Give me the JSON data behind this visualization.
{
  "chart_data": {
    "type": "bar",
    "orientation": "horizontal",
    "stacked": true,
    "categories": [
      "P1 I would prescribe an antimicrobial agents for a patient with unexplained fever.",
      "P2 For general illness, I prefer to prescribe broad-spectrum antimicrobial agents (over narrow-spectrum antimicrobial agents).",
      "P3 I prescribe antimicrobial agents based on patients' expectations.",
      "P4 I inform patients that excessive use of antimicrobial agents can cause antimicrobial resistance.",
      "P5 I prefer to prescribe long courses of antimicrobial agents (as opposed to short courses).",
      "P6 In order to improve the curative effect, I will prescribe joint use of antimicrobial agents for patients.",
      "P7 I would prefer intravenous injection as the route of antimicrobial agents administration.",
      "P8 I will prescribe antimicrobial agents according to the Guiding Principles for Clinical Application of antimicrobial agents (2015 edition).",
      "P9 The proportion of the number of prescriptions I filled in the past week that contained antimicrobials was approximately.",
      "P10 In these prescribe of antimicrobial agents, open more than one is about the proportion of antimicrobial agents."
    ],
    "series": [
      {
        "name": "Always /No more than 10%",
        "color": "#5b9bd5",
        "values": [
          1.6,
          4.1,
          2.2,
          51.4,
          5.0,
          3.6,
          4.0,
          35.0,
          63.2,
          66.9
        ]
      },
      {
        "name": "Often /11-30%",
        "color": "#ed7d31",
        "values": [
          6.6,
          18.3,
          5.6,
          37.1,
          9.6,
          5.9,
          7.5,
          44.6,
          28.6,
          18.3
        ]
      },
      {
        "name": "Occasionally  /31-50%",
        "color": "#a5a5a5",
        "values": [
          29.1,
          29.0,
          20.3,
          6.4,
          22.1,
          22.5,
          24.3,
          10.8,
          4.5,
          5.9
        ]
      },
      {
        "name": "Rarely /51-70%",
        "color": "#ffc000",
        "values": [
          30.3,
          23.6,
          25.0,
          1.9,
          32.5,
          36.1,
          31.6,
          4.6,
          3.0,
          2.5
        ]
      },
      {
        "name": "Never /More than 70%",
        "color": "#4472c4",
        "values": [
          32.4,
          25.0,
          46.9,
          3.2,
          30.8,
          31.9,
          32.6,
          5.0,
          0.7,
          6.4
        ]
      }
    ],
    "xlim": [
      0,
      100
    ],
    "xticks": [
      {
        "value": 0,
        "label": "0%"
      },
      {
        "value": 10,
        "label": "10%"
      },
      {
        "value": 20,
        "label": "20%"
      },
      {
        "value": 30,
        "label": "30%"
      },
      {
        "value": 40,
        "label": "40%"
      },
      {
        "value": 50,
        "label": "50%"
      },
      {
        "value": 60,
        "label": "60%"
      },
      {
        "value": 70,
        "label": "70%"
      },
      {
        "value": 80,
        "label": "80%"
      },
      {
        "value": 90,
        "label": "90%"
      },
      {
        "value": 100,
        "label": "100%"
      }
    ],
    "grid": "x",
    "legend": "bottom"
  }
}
__________________________________________________
PROBLEM =>
Each entry above must be repeated exactly, with nothing dropped.

RESPONSE =>
Give me the JSON data behind this visualization.
{
  "chart_data": {
    "type": "bar",
    "orientation": "horizontal",
    "stacked": true,
    "categories": [
      "P1 I would prescribe an antimicrobial agents for a patient with unexplained fever.",
      "P2 For general illness, I prefer to prescribe broad-spectrum antimicrobial agents (over narrow-spectrum antimicrobial agents).",
      "P3 I prescribe antimicrobial agents based on patients' expectations.",
      "P4 I inform patients that excessive use of antimicrobial agents can cause antimicrobial resistance.",
      "P5 I prefer to prescribe long courses of antimicrobial agents (as opposed to short courses).",
      "P6 In order to improve the curative effect, I will prescribe joint use of antimicrobial agents for patients.",
      "P7 I would prefer intravenous injection as the route of antimicrobial agents administration.",
      "P8 I will prescribe antimicrobial agents according to the Guiding Principles for Clinical Application of antimicrobial agents (2015 edition).",
      "P9 The proportion of the number of prescriptions I filled in the past week that contained antimicrobials was approximately.",
      "P10 In these prescribe of antimicrobial agents, open more than one is about the proportion of antimicrobial agents."
    ],
    "series": [
      {
        "name": "Always /No more than 10%",
        "color": "#5b9bd5",
        "values": [
          1.6,
          4.1,
          2.2,
          51.4,
          5.0,
          3.6,
          4.0,
          35.0,
          63.2,
          66.9
        ]
      },
      {
        "name": "Often /11-30%",
        "color": "#ed7d31",
        "values": [
          6.6,
          18.3,
          5.6,
          37.1,
          9.6,
          5.9,
          7.5,
          44.6,
          28.6,
          18.3
        ]
      },
      {
        "name": "Occasionally  /31-50%",
        "color": "#a5a5a5",
        "values": [
          29.1,
          29.0,
          20.3,
          6.4,
          22.1,
          22.5,
          24.3,
          10.8,
          4.5,
          5.9
        ]
      },
      {
        "name": "Rarely /51-70%",
        "color": "#ffc000",
        "values": [
          30.3,
          23.6,
          25.0,
          1.9,
          32.5,
          36.1,
          31.6,
          4.6,
          3.0,
          2.5
        ]
      },
      {
        "name": "Never /More than 70%",
        "color": "#4472c4",
        "values": [
          32.4,
          25.0,
          46.9,
          3.2,
          30.8,
          31.9,
          32.6,
          5.0,
          0.7,
          6.4
        ]
      }
    ],
    "xlim": [
      0,
      100
    ],
    "xticks": [
      {
        "value": 0,
        "label": "0%"
      },
      {
        "value": 10,
        "label": "10%"
      },
      {
        "value": 20,
        "label": "20%"
      },
      {
        "value": 30,
        "label": "30%"
      },
      {
        "value": 40,
        "label": "40%"
      },
      {
        "value": 50,
        "label": "50%"
      },
      {
        "value": 60,
        "label": "60%"
      },
      {
        "value": 70,
        "label": "70%"
      },
      {
        "value": 80,
        "label": "80%"
      },
      {
        "value": 90,
        "label": "90%"
      },
      {
        "value": 100,
        "label": "100%"
      }
    ],
    "grid": "x",
    "legend": "bottom"
  }
}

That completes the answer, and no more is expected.